### SHORT EXERCISE
Every line containing the word "programming" needs to be found and copied.

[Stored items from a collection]
::::::::

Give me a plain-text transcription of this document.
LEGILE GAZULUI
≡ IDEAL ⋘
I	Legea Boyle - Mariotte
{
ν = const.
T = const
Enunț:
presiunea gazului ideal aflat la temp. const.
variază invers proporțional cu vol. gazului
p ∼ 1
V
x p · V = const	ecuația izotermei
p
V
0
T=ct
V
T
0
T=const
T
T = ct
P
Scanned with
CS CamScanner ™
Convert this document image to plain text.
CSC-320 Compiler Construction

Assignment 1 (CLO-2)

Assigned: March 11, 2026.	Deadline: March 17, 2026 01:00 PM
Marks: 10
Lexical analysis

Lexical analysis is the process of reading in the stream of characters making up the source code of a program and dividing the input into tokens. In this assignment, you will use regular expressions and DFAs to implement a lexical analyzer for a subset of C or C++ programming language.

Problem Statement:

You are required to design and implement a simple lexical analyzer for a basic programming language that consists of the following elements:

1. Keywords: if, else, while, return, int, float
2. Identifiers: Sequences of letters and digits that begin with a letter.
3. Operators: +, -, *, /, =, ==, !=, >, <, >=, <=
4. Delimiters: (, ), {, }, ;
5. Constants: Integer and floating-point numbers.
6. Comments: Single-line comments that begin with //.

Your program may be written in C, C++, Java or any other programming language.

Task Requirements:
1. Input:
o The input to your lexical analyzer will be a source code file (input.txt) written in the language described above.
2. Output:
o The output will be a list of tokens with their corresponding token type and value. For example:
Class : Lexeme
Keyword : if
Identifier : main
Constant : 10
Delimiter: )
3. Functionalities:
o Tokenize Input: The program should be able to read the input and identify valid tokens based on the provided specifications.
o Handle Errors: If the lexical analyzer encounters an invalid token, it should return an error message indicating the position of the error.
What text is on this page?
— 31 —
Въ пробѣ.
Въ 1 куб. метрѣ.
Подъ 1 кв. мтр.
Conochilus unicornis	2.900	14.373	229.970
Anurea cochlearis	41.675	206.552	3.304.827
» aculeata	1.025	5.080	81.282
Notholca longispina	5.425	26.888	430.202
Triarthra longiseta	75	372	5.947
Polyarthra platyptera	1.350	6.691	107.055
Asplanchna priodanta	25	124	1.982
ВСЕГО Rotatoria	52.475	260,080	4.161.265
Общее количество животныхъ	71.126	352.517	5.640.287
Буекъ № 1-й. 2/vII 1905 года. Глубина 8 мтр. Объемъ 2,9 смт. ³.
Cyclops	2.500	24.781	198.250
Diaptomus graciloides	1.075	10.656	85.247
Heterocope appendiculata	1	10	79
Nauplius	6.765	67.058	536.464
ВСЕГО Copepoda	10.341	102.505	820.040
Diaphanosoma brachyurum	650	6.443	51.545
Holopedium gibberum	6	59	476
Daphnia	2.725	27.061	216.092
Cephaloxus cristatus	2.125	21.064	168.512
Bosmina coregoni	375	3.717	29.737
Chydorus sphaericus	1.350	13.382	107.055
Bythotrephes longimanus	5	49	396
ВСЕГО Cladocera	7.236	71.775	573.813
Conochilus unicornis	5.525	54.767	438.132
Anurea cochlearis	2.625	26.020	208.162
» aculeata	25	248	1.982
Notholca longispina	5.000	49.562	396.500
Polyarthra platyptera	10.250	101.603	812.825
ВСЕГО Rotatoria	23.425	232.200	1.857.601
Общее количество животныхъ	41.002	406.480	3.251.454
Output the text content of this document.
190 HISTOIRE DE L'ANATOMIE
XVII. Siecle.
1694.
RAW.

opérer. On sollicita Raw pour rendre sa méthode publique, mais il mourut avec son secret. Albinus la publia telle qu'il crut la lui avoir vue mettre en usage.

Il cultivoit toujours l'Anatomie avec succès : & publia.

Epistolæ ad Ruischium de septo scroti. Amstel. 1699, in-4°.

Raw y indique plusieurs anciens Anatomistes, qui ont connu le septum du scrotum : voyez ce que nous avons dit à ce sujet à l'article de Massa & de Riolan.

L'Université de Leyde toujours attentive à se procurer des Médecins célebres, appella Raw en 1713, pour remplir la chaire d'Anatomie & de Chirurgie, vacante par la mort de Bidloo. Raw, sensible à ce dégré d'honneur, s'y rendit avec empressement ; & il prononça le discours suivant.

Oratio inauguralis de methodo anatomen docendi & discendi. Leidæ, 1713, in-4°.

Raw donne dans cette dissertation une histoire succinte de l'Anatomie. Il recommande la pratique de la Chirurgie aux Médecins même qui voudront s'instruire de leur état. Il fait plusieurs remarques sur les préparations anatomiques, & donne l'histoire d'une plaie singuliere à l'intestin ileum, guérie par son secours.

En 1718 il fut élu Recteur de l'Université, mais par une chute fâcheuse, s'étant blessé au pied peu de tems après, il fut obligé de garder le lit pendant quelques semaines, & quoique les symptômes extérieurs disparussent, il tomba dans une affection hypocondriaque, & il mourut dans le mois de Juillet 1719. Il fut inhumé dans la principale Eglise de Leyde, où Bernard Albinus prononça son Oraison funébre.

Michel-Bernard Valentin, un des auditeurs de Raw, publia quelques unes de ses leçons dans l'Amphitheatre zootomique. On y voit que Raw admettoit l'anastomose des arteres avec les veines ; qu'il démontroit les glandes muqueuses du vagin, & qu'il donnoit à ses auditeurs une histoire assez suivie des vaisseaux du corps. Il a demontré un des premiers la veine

::::::::

### RESULT
Lexical analysis is the process of reading in the stream of characters making up the source code of a program and dividing the input into tokens. In this assignment, you will use regular expressions and DFAs to implement a lexical analyzer for a subset of C or C++ programming language.
You are required to design and implement a simple lexical analyzer for a basic programming language that consists of the following elements:
Your program may be written in C, C++, Java or any other programming language.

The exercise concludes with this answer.